Data provided:
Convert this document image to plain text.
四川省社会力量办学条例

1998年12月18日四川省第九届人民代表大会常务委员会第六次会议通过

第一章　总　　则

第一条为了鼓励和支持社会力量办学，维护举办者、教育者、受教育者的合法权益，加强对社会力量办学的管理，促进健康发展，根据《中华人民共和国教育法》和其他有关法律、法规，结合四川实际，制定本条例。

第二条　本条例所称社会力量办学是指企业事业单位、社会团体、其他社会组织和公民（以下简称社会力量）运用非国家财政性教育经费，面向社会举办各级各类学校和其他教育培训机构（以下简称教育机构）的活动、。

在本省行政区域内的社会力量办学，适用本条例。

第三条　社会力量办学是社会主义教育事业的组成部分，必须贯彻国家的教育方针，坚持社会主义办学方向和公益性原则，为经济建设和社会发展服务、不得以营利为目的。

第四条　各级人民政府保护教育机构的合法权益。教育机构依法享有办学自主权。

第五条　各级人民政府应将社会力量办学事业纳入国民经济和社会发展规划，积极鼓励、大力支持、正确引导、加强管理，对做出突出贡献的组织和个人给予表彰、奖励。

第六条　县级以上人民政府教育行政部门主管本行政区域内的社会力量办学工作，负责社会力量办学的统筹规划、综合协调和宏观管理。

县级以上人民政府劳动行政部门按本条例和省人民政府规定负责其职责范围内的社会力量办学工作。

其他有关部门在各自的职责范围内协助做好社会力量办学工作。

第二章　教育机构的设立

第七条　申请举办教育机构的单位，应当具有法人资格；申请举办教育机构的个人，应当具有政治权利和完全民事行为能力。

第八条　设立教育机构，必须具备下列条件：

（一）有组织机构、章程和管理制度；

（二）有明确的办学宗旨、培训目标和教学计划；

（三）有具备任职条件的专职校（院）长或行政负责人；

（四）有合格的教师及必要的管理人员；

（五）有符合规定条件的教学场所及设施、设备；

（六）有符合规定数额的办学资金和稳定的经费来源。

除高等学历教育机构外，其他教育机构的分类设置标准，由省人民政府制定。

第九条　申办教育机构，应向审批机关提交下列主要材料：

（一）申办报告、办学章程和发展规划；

---

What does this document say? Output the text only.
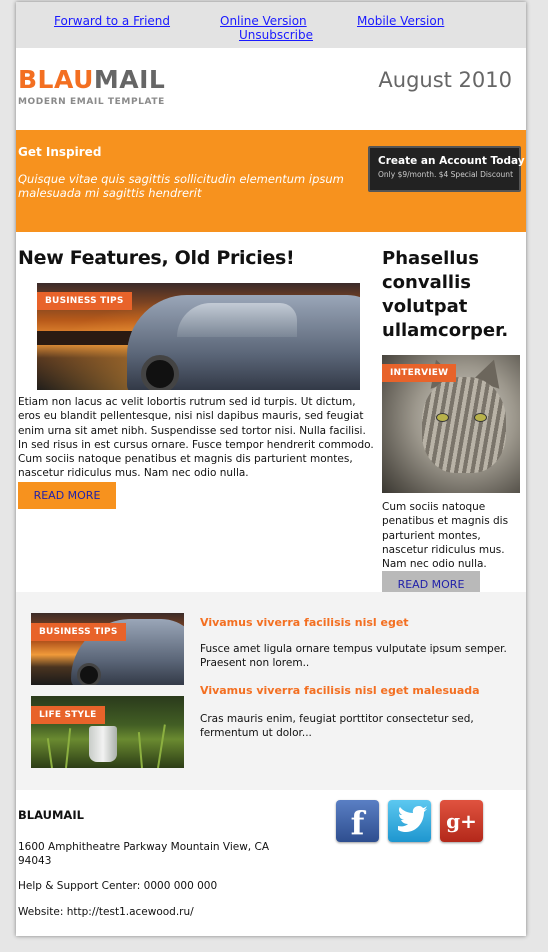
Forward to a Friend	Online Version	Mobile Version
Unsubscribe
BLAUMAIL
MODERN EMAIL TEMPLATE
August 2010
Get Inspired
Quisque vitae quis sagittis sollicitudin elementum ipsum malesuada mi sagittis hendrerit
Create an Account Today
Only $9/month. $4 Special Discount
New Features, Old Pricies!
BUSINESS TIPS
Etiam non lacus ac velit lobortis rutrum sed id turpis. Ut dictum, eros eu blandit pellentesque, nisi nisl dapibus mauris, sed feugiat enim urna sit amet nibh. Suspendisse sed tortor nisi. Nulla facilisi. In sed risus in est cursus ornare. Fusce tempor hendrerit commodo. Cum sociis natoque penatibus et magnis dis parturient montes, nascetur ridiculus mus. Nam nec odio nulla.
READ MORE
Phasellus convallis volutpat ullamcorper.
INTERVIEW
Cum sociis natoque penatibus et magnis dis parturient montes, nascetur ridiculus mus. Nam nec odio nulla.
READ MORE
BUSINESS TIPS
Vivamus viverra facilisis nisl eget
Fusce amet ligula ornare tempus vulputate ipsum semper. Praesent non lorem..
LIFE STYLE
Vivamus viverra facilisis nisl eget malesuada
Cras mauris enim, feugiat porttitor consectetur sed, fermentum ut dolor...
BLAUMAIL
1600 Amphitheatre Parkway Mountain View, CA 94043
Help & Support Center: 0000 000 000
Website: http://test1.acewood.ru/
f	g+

Directions: Collect every line from the records above that contains the word "this".

Written answer:
Convert this document image to plain text.
What does this document say? Output the text only.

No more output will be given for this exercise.